START Excerpt
The second part of the question is about a sudden crash and panic selling in response to it. The only scenario where everything just collapses and requires us to liquidate the full portfolio is if a major global catastrophe occurs. Unfortunately, no one can predict or prepare for it.
We have never seen a market where everything collapses suddenly. The worst case was covid which took close to a month to play out.
So how should we navigate this risk if we cannot predict.
We have a defined process to manage risk at the portfolio level and at the risk of repetition, let’s go over it again.
Being diversified: We have 20+ positions in our portfolio with no position exceeding 7% and sector allocation capped below 15%. A collapse in a stock or a sector will hurt us, but not wipe us out
Avoid leverage in the portfolio including F&O: No one can force us to sell
Have sufficient cash: This is not part of our advisory, but 101 of personal finance which all of you should practice. Have proper equity allocation based on your age, and risk tolerance and enough cash to cover personal expenses for 6 months
Stop loss on all positions: This acts as a circuit breaker at the stock and portfolio level. If the stop loss is hit for a stock due to company, sector or market related reason we will exit from a risk management standpoint. We will cap our losses and look for reasons at a later point. These stop losses are reviewed monthly and in advance so that we don’t have to make decisions in the heat of the moment
Our approach is to buy and hold each position till either of these conditions are met.
END Excerpt
START Recorded information
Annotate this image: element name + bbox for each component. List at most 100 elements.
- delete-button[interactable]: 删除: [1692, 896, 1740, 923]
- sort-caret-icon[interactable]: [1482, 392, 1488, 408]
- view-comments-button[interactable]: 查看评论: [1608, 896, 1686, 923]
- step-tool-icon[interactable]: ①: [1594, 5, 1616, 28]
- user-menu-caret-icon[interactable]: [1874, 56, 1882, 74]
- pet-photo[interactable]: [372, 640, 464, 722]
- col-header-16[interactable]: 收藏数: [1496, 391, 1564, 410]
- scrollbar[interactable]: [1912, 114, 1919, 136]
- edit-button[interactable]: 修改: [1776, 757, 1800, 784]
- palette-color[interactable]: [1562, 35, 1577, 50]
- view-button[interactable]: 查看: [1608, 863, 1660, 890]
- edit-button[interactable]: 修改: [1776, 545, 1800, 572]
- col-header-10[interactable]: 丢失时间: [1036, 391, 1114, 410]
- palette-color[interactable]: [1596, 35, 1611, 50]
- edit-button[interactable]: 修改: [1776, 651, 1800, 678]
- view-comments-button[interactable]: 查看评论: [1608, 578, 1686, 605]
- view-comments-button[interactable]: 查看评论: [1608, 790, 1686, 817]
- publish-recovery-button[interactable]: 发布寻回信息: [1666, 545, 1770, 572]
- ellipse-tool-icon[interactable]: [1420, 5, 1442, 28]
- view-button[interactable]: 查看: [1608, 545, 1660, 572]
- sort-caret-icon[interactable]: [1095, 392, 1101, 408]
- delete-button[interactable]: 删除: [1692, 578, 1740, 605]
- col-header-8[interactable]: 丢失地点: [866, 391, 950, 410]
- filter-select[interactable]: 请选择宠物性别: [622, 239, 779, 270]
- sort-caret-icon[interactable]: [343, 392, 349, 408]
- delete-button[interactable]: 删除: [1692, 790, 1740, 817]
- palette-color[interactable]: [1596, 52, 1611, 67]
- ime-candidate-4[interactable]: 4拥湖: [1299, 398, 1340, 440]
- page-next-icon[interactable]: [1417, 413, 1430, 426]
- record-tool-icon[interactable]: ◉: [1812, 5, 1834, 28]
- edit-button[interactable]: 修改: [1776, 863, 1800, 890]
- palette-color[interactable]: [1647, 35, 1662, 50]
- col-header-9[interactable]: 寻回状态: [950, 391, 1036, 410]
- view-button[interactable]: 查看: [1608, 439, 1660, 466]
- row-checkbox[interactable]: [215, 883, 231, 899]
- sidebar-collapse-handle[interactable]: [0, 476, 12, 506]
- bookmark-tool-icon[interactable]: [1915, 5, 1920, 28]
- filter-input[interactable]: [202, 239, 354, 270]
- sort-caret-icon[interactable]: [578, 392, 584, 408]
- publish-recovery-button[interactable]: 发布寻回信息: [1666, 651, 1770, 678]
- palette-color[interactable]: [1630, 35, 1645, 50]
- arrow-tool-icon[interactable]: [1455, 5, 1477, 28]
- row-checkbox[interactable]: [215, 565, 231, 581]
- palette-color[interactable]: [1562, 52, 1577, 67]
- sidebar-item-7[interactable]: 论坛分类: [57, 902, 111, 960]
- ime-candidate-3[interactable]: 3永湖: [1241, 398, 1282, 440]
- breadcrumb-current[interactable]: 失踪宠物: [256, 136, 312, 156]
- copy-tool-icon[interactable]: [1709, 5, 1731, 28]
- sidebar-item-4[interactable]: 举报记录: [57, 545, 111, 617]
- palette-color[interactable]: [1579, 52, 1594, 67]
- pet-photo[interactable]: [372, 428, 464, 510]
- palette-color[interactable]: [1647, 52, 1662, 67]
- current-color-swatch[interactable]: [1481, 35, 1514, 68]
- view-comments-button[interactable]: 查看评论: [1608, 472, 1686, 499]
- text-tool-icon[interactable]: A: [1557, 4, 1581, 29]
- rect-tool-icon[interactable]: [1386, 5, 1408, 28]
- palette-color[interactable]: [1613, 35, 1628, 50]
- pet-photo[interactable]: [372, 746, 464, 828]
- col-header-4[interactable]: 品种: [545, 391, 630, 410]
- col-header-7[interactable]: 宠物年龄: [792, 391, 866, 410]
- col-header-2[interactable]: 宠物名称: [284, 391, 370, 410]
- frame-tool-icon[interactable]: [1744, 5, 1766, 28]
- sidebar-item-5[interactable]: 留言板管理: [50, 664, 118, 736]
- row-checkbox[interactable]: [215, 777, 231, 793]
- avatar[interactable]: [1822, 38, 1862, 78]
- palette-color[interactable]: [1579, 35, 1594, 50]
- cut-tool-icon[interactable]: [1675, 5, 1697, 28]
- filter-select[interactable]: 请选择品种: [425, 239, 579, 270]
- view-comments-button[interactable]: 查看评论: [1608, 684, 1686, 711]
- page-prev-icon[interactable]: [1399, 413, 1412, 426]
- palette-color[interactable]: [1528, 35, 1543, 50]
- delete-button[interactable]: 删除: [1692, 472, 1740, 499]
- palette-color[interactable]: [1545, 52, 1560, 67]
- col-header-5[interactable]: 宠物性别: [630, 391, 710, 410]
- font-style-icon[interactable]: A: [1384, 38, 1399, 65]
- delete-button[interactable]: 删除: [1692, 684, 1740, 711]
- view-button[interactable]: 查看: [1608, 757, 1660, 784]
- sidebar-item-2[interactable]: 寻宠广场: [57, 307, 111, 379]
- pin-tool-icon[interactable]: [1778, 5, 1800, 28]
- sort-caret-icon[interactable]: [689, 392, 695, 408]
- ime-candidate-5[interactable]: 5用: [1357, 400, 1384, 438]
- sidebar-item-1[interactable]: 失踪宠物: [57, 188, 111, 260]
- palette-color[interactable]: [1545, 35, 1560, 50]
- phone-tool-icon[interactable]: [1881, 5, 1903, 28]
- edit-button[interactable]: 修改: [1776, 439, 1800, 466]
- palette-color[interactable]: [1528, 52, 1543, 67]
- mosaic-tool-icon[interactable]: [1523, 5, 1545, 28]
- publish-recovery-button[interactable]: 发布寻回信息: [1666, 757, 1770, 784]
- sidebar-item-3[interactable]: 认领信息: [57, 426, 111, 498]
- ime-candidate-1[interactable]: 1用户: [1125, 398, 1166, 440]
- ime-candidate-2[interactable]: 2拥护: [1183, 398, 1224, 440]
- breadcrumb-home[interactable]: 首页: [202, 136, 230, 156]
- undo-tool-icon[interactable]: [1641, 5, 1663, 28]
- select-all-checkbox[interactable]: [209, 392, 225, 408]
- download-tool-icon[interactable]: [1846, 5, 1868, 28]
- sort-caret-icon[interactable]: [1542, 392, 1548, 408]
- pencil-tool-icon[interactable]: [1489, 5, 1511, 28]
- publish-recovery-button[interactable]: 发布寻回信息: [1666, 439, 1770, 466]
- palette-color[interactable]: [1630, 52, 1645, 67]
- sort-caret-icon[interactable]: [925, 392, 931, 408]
END Recorded information
Tasks for this exercise ->
**A)** Answer these questions using the excerpt on portfolio risk, one answer per line:
(i) How long did covid take to play out?
(ii) What is the largest share any single position may take in the portfolio?
(iii) How often are the stop losses reviewed?
**B)** Continue the excerpt on portfolio risk from its final sentence.
The data has nothing to do with what is asked here.

Responses to the tasks ->
**A)**
(i) Close to a month.
(ii) No more than 7%.
(iii) Monthly.

**B)**
Stock becomes extremely overvalued, and we decide to cut position size to manage risk.
Company level issues occur and causes me to lose confidence.
Stop loss gets hit for obvious or unknown reasons.
A better idea comes along.
In summary we have a process laid out to manage risk level in the portfolio via diversification, position size and finally stop loss so that we don’t have to predict what will happen. As we cannot predict, our only option is to react to what is happening and if a dire situation occurs, we will do what needs to be done
“It’s not supposed to be easy. Anyone who finds it easy is stupid.” – Charlie munger
Investing is very easy when you are investing in a bull market. If you are ‘unlucky’ to begin investing in a bull market, you start dreaming of being the next Rakesh Jhunjhunwala or Warren Buffett
I used the word unlucky on purpose because every new investor who starts investing in such periods gets a rude awakening in the next bear market
Bull market stories
A common theme during such periods are stories we hear from people who are striking it rich at such times
US covid Tech boom
“Buy quality at any price”
“Chor bane mor”
Secular growth of financial services
Perpetual growth in Infrastructure
The last one was in fashion in 2006-07 when a lot of current investors were not around
What happens at such times is that investors fit a story to the price action and think of it as a law of physics. These stories gain prominence as more investors get sucked into it. Eventually the trend runs its course and a lot of investors are left holding the bag when it eventually turns
Beating the market appears deceptively easy
Can you think of any activity in life which pays well, is competitive in nature and easy all time ? Is it easy to be a doctor, architect, actor, chef ?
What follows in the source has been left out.